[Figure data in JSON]
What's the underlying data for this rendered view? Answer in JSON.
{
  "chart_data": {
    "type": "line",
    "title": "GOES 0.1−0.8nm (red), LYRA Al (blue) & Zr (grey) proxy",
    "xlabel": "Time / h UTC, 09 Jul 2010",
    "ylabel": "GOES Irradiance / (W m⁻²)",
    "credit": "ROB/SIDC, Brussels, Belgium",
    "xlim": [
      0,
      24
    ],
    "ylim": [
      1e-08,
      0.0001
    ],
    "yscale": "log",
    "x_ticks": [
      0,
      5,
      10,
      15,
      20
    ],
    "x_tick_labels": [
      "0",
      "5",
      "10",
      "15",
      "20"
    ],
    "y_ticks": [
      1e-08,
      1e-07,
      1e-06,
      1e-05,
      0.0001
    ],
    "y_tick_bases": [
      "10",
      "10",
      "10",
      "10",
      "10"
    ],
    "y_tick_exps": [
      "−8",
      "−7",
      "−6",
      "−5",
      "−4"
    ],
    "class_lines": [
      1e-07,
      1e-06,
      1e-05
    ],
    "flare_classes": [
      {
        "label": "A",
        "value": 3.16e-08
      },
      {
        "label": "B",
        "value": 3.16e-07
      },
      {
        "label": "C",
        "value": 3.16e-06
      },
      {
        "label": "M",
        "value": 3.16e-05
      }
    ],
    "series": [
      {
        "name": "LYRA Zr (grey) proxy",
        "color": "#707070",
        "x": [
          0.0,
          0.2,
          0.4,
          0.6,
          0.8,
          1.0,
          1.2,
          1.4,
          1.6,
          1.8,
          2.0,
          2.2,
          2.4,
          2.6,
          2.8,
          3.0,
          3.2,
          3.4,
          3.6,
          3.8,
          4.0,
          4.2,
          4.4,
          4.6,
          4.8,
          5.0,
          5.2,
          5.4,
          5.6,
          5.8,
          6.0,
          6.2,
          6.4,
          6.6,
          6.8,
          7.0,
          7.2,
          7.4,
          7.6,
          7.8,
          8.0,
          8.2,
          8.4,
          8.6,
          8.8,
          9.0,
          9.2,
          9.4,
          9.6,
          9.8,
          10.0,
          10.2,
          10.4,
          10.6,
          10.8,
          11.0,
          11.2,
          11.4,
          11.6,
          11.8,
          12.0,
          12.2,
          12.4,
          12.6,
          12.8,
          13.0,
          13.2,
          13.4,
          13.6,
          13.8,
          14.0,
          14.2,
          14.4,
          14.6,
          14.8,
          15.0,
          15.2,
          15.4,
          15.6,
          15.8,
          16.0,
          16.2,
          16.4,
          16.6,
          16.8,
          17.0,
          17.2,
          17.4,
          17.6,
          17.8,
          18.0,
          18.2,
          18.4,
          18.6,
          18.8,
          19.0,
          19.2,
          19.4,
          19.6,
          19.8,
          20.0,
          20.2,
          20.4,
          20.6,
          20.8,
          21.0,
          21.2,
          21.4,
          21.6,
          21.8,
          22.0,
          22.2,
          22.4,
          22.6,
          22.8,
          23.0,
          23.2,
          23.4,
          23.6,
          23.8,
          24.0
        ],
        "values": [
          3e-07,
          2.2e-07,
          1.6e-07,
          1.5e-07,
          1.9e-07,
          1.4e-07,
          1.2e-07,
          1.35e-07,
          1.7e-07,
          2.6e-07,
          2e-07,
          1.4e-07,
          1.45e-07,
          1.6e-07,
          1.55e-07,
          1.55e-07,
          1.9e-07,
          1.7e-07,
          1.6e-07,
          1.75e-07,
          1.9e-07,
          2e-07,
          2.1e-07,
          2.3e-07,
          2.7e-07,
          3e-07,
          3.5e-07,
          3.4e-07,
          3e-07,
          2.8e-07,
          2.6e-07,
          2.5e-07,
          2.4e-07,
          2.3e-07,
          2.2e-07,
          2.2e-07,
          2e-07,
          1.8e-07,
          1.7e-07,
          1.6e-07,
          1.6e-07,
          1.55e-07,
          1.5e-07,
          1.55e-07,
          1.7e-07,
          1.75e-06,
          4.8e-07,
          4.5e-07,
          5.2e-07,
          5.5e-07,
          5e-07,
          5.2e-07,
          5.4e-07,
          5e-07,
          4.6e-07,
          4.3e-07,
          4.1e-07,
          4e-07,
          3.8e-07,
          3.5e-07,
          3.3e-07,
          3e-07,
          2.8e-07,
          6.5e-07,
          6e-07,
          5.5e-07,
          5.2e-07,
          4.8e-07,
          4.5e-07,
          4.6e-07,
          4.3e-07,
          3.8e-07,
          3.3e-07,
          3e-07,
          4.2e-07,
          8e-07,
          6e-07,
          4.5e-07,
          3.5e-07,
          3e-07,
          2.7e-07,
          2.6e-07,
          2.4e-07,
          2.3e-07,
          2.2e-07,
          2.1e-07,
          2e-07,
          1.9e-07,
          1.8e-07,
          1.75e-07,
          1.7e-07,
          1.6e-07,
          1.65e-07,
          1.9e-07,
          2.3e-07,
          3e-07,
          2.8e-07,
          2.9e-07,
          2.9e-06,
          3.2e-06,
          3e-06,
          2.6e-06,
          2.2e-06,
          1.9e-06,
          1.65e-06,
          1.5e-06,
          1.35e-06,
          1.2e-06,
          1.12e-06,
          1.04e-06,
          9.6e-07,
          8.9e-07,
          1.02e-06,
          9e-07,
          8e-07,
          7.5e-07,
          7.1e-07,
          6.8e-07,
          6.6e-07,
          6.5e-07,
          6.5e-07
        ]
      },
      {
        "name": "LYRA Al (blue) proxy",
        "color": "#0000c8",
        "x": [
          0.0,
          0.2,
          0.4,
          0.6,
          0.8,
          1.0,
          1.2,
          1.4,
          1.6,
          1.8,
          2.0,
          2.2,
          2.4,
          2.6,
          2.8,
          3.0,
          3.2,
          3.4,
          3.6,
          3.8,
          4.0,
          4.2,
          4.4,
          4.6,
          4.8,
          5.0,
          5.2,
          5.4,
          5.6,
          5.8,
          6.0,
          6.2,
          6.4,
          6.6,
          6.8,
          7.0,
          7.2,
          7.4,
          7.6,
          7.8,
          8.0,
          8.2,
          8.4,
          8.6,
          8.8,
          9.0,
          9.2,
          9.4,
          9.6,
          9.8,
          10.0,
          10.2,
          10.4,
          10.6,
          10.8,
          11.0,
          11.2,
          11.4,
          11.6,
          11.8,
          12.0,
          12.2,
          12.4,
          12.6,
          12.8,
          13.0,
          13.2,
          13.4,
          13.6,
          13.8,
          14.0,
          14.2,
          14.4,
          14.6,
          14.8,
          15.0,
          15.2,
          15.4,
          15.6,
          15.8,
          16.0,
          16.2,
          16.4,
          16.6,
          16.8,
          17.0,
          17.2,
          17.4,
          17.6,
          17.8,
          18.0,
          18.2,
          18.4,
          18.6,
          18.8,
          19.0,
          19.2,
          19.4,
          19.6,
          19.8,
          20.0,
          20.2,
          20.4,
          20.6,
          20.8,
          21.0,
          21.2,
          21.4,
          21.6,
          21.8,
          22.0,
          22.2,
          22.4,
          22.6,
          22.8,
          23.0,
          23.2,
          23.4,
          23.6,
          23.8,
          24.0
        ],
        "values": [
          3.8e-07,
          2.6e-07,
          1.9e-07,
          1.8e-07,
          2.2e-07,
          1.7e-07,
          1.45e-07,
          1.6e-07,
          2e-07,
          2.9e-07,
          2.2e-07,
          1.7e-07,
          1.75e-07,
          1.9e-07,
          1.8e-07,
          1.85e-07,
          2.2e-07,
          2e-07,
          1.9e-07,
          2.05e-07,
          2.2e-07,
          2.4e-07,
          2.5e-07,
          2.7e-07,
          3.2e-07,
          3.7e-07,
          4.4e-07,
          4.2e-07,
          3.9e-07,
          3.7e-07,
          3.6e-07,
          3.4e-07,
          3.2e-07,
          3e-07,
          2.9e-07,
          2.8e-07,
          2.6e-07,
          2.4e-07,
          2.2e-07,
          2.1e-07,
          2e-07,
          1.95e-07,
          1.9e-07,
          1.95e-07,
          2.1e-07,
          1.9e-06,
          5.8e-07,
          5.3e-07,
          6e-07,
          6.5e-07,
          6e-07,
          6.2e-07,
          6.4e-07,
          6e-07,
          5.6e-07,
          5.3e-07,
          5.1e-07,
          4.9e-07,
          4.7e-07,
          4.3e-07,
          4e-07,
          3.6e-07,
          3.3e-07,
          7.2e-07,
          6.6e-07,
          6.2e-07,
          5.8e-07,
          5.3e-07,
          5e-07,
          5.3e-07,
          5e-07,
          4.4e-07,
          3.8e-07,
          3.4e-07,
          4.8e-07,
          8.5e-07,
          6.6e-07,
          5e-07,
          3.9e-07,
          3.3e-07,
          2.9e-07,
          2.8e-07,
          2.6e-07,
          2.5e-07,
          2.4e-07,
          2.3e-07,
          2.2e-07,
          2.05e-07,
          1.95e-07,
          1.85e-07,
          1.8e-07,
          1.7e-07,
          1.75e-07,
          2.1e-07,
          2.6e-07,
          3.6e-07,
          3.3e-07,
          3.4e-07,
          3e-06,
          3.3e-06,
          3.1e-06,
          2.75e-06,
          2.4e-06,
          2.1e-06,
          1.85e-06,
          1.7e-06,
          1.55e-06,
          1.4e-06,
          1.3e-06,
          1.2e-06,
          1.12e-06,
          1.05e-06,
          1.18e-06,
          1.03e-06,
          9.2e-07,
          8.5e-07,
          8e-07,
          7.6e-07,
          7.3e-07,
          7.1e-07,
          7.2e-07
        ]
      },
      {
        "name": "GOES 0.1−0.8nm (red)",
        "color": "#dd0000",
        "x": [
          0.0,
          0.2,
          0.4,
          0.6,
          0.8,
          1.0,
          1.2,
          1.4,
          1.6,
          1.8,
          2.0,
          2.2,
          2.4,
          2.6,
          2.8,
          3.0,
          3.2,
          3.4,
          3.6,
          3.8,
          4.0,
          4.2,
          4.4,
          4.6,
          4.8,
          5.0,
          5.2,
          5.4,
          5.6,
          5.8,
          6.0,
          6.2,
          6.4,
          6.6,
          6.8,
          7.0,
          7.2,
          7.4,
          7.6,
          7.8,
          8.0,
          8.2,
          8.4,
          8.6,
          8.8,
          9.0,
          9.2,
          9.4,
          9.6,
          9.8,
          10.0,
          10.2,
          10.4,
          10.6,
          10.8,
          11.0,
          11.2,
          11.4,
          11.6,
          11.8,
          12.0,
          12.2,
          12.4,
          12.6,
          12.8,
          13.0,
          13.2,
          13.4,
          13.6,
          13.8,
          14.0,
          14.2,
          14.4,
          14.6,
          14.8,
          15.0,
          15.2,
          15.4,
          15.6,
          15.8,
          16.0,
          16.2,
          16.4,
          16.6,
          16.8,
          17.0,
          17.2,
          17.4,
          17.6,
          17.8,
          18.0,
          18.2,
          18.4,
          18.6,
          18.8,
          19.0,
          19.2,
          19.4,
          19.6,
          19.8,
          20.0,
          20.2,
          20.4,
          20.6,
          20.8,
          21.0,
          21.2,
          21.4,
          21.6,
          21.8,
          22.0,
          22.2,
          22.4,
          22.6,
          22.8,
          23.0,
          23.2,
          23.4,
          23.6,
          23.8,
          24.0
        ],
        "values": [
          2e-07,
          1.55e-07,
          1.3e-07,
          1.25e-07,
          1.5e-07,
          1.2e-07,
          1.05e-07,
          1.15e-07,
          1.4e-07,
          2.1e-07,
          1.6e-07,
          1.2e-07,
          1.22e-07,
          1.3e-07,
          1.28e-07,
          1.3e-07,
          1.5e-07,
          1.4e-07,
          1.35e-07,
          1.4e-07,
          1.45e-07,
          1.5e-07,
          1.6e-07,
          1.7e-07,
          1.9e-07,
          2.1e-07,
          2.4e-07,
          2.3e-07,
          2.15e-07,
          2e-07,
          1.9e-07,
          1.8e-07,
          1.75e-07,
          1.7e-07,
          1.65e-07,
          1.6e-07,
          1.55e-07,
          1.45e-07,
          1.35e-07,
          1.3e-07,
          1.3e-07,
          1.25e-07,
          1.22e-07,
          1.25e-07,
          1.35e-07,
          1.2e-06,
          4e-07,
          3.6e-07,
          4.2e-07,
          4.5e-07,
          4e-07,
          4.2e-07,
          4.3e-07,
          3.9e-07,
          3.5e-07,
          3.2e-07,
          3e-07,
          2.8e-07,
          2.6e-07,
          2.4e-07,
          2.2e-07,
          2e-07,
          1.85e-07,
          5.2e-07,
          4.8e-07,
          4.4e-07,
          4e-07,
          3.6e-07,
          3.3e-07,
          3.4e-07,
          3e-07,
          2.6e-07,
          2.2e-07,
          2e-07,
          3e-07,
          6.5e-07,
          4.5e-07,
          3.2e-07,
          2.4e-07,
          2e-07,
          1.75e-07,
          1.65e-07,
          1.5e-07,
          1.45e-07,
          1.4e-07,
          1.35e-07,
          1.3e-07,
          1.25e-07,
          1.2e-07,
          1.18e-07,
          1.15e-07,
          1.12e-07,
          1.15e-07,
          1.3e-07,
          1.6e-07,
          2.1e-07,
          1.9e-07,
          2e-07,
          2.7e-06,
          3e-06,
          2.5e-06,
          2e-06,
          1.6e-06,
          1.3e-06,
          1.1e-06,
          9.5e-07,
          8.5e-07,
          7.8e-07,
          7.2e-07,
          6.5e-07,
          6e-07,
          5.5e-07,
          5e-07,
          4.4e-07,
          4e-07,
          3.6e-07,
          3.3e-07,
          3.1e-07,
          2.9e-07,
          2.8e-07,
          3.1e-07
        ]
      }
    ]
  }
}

» Exercise
Return every line in the listing that contains the word "LYRA".

» Result of the task
    "title": "GOES 0.1−0.8nm (red), LYRA Al (blue) & Zr (grey) proxy",
        "name": "LYRA Zr (grey) proxy",
        "name": "LYRA Al (blue) proxy",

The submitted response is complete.